▶ Extracted material
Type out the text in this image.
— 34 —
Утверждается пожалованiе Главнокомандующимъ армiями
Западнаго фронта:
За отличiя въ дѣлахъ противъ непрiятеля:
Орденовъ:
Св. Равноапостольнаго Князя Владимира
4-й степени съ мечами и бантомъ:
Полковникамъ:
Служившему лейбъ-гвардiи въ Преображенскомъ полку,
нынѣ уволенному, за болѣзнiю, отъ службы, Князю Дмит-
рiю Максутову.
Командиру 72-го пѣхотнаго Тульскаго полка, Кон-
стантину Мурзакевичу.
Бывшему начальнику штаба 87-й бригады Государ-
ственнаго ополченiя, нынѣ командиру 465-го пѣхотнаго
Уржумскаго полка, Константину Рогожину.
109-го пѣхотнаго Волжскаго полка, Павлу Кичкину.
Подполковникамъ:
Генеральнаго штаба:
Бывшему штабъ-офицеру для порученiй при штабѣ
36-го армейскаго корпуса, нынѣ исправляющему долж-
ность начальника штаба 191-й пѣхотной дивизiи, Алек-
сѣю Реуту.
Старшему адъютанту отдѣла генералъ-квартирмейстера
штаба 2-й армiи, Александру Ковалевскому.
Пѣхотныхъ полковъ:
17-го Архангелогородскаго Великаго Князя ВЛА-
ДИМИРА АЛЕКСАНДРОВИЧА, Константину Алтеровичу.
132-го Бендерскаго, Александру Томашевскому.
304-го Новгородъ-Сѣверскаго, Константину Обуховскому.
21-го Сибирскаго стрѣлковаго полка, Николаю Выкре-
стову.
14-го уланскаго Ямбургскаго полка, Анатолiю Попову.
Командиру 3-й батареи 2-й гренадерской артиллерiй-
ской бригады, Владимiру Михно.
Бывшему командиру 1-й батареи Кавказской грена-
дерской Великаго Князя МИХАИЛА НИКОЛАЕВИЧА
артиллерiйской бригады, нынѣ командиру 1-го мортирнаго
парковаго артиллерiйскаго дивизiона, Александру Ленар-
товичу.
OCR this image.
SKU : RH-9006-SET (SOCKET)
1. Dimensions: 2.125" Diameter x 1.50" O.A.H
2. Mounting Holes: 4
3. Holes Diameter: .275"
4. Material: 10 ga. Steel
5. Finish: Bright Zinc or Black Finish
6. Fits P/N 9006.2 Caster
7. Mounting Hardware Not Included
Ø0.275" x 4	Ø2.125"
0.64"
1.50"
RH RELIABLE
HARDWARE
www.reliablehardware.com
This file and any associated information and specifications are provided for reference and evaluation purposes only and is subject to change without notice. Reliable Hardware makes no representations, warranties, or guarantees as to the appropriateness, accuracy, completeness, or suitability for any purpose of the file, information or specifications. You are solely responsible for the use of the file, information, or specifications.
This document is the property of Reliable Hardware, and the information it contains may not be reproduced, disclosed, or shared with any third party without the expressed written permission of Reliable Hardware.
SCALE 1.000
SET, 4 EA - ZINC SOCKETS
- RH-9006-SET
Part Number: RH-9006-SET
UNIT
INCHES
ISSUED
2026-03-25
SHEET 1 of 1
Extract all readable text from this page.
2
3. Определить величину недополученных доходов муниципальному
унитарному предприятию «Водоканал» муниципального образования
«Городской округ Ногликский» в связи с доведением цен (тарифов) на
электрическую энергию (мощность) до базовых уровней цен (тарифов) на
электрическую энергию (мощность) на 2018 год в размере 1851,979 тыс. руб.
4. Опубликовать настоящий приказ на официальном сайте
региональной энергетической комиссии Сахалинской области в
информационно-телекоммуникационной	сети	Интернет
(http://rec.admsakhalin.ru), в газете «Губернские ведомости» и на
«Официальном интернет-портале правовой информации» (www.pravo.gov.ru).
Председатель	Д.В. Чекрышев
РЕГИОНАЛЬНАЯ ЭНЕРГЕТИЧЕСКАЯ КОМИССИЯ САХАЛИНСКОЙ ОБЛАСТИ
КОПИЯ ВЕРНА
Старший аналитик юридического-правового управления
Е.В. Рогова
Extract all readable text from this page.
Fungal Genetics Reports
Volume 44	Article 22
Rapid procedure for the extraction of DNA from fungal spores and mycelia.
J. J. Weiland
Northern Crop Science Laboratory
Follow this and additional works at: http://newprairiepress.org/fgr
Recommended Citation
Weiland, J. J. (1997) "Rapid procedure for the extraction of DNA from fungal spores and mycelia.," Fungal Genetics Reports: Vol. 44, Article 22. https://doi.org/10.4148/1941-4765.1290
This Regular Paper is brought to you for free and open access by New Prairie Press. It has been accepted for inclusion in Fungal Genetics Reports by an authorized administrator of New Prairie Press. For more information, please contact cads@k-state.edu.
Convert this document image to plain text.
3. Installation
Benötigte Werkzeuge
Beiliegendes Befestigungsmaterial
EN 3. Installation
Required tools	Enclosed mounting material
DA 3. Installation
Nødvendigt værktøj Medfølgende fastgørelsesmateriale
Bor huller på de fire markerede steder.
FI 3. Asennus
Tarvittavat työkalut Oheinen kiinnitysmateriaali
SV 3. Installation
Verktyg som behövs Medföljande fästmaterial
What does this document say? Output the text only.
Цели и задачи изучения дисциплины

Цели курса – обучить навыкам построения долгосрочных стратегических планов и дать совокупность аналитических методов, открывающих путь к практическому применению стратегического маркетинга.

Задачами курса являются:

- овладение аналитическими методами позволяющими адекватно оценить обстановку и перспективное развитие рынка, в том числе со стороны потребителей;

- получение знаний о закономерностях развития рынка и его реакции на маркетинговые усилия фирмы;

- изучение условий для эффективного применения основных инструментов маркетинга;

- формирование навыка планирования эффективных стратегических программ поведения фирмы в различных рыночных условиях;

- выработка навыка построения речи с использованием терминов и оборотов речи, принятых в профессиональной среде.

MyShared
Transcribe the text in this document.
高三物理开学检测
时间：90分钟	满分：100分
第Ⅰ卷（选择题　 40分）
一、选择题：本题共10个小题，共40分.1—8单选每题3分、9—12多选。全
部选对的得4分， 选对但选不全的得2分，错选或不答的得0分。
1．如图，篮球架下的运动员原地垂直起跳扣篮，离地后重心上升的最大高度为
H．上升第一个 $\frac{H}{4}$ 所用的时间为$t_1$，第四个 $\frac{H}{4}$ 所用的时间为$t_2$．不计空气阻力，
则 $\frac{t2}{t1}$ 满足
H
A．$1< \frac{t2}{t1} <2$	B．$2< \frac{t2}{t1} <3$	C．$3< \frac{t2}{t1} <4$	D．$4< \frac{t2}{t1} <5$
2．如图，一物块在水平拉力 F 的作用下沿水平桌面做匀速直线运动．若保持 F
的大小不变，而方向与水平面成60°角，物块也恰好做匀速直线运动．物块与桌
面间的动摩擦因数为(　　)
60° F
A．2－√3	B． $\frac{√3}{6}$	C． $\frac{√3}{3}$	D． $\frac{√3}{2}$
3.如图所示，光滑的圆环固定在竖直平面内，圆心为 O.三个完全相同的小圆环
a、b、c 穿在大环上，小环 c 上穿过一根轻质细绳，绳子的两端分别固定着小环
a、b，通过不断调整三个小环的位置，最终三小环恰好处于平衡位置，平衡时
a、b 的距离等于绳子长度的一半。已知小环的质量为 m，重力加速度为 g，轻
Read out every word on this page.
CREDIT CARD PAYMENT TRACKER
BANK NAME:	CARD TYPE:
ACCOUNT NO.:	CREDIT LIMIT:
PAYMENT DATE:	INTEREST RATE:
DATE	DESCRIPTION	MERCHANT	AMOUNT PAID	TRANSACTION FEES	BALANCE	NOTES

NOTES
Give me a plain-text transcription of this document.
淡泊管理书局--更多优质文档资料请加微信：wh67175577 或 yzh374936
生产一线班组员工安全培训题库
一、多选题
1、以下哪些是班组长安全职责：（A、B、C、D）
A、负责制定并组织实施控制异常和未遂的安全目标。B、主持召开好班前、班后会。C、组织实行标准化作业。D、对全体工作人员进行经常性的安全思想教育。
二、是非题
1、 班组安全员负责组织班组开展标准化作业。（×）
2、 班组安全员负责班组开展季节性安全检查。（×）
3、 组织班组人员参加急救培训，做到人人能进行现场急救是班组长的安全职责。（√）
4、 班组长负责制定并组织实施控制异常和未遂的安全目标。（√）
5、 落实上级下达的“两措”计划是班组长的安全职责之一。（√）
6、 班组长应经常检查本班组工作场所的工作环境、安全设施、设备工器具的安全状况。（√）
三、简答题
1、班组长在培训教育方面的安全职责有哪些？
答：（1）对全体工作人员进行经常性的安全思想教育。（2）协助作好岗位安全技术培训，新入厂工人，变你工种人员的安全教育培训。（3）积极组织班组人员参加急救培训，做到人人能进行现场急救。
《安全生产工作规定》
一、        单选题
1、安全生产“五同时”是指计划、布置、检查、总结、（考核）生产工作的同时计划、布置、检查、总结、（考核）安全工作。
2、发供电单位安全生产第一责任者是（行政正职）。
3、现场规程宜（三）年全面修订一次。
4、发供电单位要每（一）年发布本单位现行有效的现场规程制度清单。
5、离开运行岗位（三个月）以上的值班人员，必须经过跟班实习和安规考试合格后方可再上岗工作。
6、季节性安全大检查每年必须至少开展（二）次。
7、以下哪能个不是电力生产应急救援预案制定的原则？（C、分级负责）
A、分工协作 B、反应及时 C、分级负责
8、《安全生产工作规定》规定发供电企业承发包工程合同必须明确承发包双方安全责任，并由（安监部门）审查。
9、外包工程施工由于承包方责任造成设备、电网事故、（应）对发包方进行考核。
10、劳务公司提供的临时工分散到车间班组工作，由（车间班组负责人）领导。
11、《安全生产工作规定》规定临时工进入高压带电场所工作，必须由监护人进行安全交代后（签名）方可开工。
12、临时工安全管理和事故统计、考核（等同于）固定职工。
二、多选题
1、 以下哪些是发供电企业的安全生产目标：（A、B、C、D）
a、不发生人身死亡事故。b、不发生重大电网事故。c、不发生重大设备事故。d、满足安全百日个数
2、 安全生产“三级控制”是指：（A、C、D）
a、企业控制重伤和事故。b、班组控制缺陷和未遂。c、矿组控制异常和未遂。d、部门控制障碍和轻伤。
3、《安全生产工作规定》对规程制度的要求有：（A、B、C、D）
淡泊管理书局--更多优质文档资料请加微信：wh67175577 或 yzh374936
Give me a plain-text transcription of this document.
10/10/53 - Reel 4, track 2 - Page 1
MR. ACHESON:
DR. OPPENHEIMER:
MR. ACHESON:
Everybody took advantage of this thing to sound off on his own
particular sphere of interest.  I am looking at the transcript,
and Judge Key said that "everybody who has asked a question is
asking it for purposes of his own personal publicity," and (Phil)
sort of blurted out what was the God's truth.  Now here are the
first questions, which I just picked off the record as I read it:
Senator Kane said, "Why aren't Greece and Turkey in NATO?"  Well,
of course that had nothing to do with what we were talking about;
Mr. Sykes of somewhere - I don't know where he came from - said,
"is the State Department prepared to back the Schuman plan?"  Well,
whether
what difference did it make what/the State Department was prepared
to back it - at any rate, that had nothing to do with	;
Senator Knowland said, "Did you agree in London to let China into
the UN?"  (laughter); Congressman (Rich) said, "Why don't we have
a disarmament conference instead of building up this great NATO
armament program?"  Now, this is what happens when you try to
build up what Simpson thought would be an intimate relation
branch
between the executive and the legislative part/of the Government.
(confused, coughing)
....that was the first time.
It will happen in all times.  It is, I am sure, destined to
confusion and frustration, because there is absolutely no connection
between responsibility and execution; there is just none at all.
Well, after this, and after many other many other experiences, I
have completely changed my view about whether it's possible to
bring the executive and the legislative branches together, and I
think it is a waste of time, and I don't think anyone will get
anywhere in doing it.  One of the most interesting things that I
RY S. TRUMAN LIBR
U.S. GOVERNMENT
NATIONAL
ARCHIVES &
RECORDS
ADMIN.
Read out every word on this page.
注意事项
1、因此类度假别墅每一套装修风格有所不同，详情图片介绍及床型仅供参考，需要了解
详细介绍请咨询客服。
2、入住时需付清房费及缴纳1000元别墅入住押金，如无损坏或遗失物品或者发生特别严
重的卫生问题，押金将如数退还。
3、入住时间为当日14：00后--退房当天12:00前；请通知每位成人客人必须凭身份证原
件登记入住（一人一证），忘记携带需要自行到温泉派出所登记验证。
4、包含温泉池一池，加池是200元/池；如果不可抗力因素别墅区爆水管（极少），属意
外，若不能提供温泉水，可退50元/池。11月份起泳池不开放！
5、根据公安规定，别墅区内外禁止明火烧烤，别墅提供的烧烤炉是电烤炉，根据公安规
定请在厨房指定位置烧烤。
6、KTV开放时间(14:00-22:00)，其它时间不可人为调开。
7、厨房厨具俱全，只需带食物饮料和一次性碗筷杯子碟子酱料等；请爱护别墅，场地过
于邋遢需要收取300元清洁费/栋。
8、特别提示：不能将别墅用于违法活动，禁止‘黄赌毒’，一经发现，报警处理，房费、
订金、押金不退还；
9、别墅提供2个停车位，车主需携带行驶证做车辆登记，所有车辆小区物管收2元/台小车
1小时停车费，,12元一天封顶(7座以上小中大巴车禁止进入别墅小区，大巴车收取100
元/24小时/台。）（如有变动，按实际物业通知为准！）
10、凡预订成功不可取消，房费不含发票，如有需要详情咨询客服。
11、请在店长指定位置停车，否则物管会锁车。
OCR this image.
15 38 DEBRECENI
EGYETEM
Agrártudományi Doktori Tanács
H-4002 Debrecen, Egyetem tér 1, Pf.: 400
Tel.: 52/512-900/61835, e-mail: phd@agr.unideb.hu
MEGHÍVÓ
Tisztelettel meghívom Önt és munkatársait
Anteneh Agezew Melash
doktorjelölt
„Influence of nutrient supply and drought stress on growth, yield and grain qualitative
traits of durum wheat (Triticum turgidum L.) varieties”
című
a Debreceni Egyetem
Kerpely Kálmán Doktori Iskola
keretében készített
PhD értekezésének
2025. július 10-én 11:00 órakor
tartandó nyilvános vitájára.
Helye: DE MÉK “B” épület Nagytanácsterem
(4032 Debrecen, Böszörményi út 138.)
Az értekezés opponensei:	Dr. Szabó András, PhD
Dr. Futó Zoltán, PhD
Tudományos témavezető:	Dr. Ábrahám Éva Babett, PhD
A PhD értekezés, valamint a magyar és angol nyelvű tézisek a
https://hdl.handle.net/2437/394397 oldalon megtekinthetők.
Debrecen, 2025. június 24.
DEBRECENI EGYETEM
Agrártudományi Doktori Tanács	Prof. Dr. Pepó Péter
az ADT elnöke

▶ Task
Tally the lines of the data that contain the string "first" and report the total alone.

▶ The reply
2